(Stored dataset items)

§ §

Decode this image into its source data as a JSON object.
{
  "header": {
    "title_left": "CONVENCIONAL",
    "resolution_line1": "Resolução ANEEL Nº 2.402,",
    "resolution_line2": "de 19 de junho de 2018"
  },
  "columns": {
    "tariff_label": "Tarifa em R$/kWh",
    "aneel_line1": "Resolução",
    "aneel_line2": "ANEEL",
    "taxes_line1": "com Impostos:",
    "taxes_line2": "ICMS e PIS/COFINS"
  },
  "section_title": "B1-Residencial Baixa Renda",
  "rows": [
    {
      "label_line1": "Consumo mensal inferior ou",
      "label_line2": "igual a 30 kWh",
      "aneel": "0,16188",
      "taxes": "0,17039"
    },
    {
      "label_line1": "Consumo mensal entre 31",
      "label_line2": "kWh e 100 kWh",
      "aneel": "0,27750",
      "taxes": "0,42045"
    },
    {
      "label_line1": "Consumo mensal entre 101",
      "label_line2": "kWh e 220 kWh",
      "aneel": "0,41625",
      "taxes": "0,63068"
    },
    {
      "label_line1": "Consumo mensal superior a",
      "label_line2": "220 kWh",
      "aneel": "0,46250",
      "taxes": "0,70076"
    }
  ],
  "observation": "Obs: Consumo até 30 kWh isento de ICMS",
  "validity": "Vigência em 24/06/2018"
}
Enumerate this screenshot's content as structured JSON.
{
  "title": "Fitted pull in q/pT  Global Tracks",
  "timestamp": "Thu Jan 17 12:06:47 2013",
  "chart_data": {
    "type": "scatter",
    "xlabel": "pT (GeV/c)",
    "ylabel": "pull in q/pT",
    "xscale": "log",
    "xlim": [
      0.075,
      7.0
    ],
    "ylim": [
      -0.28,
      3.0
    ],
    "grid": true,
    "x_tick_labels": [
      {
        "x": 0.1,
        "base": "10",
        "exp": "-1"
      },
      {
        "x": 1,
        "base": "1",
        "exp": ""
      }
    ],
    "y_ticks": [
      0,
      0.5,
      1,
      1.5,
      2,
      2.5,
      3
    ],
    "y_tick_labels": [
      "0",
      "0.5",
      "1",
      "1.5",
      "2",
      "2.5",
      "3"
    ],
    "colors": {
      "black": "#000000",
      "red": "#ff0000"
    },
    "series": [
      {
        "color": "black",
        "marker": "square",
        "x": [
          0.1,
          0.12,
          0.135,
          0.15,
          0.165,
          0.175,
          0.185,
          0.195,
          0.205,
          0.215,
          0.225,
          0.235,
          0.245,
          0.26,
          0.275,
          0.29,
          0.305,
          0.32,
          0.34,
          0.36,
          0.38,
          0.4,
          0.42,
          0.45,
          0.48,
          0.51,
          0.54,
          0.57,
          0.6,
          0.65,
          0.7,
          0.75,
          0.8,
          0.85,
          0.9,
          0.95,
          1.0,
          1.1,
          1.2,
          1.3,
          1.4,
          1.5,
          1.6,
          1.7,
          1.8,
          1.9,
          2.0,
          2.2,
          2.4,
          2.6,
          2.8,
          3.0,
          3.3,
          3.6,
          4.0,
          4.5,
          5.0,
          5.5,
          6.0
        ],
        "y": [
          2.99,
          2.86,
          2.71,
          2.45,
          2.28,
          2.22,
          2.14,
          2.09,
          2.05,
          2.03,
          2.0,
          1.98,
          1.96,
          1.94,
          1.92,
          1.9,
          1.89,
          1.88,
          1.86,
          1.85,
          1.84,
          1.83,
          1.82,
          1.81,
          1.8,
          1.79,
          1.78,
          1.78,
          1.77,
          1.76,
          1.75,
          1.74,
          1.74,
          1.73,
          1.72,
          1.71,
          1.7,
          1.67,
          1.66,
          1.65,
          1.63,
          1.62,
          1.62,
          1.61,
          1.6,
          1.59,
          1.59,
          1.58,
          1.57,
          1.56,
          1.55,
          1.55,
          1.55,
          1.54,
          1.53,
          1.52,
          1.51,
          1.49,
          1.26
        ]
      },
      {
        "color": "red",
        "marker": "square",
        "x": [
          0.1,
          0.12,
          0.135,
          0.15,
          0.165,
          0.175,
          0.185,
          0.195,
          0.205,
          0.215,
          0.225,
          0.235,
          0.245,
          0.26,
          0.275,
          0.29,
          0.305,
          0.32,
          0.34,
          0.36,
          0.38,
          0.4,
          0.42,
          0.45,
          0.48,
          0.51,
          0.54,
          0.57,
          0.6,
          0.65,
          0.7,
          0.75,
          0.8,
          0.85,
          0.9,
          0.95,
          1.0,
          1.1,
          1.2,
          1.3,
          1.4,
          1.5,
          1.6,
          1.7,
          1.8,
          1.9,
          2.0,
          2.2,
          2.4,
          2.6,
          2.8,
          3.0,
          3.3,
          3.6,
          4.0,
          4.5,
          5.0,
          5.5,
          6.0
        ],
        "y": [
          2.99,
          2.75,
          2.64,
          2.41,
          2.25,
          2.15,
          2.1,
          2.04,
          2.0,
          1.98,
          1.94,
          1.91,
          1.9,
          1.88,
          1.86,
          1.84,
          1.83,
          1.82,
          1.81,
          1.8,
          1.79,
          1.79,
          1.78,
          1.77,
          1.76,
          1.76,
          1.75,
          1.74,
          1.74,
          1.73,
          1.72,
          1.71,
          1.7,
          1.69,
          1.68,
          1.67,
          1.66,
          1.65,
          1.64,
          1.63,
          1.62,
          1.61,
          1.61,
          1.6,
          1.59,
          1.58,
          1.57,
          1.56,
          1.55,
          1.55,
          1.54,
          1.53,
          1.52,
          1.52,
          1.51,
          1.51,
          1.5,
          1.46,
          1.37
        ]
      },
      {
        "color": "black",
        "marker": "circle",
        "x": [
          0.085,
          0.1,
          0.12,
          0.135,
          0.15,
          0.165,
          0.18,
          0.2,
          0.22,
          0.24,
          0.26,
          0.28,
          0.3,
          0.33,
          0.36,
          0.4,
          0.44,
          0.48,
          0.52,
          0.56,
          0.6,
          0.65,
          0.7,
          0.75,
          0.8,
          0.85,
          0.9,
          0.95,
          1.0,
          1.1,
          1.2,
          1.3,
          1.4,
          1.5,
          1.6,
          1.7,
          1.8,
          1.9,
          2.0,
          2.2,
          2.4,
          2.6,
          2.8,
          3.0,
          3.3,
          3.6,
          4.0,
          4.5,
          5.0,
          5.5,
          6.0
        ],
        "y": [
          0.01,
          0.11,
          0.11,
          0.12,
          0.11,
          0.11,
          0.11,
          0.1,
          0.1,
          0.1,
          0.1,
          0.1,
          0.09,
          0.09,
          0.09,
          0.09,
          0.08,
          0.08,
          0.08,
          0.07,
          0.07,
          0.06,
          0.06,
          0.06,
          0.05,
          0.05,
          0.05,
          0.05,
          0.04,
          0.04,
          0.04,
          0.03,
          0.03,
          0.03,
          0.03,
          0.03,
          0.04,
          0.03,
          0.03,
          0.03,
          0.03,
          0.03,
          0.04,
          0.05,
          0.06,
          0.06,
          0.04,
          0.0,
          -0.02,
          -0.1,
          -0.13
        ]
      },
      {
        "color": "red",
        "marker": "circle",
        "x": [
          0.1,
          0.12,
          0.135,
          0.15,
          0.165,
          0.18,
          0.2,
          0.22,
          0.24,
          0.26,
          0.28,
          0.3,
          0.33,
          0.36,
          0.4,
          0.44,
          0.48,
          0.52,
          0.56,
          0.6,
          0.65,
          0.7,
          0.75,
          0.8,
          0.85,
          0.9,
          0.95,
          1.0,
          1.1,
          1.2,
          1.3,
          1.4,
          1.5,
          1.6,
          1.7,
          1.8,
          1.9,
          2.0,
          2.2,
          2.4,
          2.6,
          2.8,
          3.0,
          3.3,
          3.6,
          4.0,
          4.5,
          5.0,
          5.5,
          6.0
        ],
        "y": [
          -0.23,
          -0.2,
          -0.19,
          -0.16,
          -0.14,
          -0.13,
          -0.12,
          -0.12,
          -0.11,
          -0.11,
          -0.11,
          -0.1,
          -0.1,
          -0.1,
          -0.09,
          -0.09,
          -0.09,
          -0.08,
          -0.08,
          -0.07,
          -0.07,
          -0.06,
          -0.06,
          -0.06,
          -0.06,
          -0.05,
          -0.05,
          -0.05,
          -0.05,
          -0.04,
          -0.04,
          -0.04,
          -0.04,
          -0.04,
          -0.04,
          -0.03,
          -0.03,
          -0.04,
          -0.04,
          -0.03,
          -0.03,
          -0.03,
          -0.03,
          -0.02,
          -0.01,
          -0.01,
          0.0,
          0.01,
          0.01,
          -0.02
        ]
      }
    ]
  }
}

§ §

*STATED PROBLEM*
Which lines hold the word "this"? Return all of them from the records above.

*COMPLETE OUTPUT*
Decode this image into its source data as a JSON object.
Enumerate this screenshot's content as structured JSON.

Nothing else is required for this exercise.